Begin
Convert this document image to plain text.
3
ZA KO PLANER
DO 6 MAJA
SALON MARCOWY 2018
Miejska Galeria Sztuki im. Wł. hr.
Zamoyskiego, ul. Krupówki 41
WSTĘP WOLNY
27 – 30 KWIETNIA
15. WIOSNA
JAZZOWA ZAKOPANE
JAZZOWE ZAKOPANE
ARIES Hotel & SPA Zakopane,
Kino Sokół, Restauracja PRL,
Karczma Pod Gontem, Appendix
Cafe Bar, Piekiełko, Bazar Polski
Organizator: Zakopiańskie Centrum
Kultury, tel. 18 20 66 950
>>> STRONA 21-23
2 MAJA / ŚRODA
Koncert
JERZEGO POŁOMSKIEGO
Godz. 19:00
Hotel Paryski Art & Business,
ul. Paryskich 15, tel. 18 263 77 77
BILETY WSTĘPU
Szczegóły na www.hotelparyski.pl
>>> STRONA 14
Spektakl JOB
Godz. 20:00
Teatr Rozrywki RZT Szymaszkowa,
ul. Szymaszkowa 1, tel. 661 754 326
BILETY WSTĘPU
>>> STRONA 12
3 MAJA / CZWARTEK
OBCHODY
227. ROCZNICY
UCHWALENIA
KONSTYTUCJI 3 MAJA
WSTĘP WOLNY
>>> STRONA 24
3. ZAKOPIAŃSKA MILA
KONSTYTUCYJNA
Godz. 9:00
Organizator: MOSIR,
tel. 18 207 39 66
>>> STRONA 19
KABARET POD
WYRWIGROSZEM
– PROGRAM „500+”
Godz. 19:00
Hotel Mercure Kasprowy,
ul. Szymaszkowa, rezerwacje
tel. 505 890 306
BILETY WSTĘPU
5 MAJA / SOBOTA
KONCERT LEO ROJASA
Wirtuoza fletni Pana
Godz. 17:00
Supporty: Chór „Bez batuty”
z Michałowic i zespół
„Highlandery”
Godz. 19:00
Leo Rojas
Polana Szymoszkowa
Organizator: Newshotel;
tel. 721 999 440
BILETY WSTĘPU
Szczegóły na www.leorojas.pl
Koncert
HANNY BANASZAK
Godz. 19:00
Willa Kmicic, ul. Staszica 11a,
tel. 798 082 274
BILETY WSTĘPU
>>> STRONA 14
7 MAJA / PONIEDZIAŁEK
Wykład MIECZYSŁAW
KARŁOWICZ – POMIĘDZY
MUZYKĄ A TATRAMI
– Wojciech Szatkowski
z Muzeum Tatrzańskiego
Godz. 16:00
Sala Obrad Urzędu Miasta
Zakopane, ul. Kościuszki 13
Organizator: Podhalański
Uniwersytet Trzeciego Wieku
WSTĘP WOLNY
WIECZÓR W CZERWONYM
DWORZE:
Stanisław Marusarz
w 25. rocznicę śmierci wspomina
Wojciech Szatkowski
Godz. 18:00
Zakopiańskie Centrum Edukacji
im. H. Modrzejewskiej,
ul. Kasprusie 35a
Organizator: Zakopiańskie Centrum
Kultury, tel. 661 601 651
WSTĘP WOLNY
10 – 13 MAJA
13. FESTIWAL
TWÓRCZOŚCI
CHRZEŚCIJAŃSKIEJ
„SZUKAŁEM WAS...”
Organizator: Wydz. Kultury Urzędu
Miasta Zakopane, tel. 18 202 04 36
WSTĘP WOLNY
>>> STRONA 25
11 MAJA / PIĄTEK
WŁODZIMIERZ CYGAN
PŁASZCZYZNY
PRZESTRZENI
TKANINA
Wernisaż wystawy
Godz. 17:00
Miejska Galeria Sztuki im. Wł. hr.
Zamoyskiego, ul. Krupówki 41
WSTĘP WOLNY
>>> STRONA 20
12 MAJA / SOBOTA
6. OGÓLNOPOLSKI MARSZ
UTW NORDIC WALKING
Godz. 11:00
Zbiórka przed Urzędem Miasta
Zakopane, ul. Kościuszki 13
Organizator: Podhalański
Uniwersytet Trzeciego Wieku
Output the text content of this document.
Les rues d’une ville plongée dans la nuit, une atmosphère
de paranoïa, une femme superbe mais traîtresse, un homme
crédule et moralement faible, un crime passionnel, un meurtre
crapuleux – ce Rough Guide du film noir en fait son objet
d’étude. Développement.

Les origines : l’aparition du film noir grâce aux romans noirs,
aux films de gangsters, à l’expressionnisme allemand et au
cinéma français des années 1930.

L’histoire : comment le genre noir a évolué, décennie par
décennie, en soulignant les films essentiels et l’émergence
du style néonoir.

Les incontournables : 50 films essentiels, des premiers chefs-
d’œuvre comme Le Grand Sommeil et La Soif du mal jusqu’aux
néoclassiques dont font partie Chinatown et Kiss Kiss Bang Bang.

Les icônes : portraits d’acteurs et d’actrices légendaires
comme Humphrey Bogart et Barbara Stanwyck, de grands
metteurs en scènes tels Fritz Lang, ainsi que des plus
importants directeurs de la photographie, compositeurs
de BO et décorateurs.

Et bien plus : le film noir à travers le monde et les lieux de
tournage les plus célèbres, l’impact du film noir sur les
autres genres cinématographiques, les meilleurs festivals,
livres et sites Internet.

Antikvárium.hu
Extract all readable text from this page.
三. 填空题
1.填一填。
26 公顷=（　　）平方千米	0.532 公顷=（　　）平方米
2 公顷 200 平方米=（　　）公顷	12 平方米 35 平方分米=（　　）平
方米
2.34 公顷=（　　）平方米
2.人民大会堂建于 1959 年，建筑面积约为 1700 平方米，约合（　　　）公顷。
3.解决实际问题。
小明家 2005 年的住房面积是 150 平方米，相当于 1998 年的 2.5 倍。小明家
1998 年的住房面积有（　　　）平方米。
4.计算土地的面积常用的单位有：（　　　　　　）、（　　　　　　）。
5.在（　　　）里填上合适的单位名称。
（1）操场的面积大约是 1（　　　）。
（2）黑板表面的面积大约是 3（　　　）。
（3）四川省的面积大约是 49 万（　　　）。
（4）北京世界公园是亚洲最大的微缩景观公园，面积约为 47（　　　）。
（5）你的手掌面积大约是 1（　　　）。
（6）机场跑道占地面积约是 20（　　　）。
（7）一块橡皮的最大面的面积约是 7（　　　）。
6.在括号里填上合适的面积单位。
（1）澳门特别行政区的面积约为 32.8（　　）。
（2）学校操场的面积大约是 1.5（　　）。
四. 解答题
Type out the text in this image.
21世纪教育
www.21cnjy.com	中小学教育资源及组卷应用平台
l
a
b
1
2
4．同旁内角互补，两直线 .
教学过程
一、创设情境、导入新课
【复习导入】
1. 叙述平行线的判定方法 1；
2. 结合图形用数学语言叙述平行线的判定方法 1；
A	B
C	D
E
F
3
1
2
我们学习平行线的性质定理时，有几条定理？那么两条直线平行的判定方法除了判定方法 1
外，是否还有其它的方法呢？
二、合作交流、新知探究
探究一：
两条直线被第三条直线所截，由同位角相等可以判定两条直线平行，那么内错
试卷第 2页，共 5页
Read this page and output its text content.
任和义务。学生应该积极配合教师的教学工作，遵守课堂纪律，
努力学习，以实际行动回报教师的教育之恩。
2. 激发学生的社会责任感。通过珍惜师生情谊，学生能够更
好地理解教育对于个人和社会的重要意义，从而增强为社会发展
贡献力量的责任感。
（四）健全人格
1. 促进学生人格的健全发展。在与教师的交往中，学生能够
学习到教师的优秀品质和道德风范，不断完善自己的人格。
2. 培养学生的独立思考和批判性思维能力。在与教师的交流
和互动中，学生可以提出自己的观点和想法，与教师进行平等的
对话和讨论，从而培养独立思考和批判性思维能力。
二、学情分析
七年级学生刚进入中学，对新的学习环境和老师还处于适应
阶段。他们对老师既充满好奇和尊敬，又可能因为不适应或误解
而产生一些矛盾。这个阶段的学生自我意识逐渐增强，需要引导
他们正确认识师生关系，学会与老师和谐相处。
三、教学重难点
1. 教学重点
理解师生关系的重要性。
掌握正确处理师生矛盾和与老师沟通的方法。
End
**Exercise goal**:
Provide the count, and nothing else, of lines in the data above where the word "Miasta" occurs.

**Completed task**:
3